Return the material below in full and exactly.

Collected data
-=-=-

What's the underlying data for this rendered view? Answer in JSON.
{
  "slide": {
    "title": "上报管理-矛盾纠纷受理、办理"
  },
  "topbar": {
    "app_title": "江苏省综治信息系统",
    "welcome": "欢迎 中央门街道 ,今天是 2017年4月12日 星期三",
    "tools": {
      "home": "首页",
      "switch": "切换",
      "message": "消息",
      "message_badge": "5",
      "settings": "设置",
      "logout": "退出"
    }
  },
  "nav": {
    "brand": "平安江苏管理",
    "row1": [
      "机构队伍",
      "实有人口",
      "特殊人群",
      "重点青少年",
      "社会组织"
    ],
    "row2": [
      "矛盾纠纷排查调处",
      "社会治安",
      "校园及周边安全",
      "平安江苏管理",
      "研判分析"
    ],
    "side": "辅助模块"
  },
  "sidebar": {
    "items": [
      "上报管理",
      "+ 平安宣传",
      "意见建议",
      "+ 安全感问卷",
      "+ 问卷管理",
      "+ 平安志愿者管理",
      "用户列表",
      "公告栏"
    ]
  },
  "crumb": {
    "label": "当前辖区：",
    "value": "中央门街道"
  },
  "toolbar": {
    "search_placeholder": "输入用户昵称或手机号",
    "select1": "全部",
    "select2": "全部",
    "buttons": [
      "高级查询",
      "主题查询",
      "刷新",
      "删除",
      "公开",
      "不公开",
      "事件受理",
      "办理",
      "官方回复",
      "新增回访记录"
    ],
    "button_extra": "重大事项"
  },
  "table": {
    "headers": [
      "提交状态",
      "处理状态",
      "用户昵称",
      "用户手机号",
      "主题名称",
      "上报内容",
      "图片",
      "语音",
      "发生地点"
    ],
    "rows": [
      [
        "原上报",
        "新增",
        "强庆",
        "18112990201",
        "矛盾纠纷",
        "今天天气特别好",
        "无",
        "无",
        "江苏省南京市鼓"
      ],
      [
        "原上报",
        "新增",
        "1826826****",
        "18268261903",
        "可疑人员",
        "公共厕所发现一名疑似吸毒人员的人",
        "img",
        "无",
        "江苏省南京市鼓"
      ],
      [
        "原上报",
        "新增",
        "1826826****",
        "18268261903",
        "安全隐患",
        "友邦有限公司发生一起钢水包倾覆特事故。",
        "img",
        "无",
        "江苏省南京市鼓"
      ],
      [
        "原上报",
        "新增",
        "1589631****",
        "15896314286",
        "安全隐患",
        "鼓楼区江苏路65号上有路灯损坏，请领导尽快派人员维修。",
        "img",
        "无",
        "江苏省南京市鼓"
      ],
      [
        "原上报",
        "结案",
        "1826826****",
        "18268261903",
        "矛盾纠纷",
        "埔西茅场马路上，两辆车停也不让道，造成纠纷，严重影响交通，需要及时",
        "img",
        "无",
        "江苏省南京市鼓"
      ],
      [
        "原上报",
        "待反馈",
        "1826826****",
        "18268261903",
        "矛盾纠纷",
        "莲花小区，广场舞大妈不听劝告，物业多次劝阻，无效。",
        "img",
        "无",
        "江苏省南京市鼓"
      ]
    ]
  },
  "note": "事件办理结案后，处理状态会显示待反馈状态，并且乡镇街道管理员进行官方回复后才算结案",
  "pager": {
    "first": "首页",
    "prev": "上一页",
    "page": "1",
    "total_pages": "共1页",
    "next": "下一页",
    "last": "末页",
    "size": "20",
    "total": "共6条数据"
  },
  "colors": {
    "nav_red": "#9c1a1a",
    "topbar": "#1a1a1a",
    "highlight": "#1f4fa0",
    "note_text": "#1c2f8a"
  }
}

-=-=-

▶ [Answer for the task]
What's the underlying data for this rendered view? Answer in JSON.
{
  "slide": {
    "title": "上报管理-矛盾纠纷受理、办理"
  },
  "topbar": {
    "app_title": "江苏省综治信息系统",
    "welcome": "欢迎 中央门街道 ,今天是 2017年4月12日 星期三",
    "tools": {
      "home": "首页",
      "switch": "切换",
      "message": "消息",
      "message_badge": "5",
      "settings": "设置",
      "logout": "退出"
    }
  },
  "nav": {
    "brand": "平安江苏管理",
    "row1": [
      "机构队伍",
      "实有人口",
      "特殊人群",
      "重点青少年",
      "社会组织"
    ],
    "row2": [
      "矛盾纠纷排查调处",
      "社会治安",
      "校园及周边安全",
      "平安江苏管理",
      "研判分析"
    ],
    "side": "辅助模块"
  },
  "sidebar": {
    "items": [
      "上报管理",
      "+ 平安宣传",
      "意见建议",
      "+ 安全感问卷",
      "+ 问卷管理",
      "+ 平安志愿者管理",
      "用户列表",
      "公告栏"
    ]
  },
  "crumb": {
    "label": "当前辖区：",
    "value": "中央门街道"
  },
  "toolbar": {
    "search_placeholder": "输入用户昵称或手机号",
    "select1": "全部",
    "select2": "全部",
    "buttons": [
      "高级查询",
      "主题查询",
      "刷新",
      "删除",
      "公开",
      "不公开",
      "事件受理",
      "办理",
      "官方回复",
      "新增回访记录"
    ],
    "button_extra": "重大事项"
  },
  "table": {
    "headers": [
      "提交状态",
      "处理状态",
      "用户昵称",
      "用户手机号",
      "主题名称",
      "上报内容",
      "图片",
      "语音",
      "发生地点"
    ],
    "rows": [
      [
        "原上报",
        "新增",
        "强庆",
        "18112990201",
        "矛盾纠纷",
        "今天天气特别好",
        "无",
        "无",
        "江苏省南京市鼓"
      ],
      [
        "原上报",
        "新增",
        "1826826****",
        "18268261903",
        "可疑人员",
        "公共厕所发现一名疑似吸毒人员的人",
        "img",
        "无",
        "江苏省南京市鼓"
      ],
      [
        "原上报",
        "新增",
        "1826826****",
        "18268261903",
        "安全隐患",
        "友邦有限公司发生一起钢水包倾覆特事故。",
        "img",
        "无",
        "江苏省南京市鼓"
      ],
      [
        "原上报",
        "新增",
        "1589631****",
        "15896314286",
        "安全隐患",
        "鼓楼区江苏路65号上有路灯损坏，请领导尽快派人员维修。",
        "img",
        "无",
        "江苏省南京市鼓"
      ],
      [
        "原上报",
        "结案",
        "1826826****",
        "18268261903",
        "矛盾纠纷",
        "埔西茅场马路上，两辆车停也不让道，造成纠纷，严重影响交通，需要及时",
        "img",
        "无",
        "江苏省南京市鼓"
      ],
      [
        "原上报",
        "待反馈",
        "1826826****",
        "18268261903",
        "矛盾纠纷",
        "莲花小区，广场舞大妈不听劝告，物业多次劝阻，无效。",
        "img",
        "无",
        "江苏省南京市鼓"
      ]
    ]
  },
  "note": "事件办理结案后，处理状态会显示待反馈状态，并且乡镇街道管理员进行官方回复后才算结案",
  "pager": {
    "first": "首页",
    "prev": "上一页",
    "page": "1",
    "total_pages": "共1页",
    "next": "下一页",
    "last": "末页",
    "size": "20",
    "total": "共6条数据"
  },
  "colors": {
    "nav_red": "#9c1a1a",
    "topbar": "#1a1a1a",
    "highlight": "#1f4fa0",
    "note_text": "#1c2f8a"
  }
}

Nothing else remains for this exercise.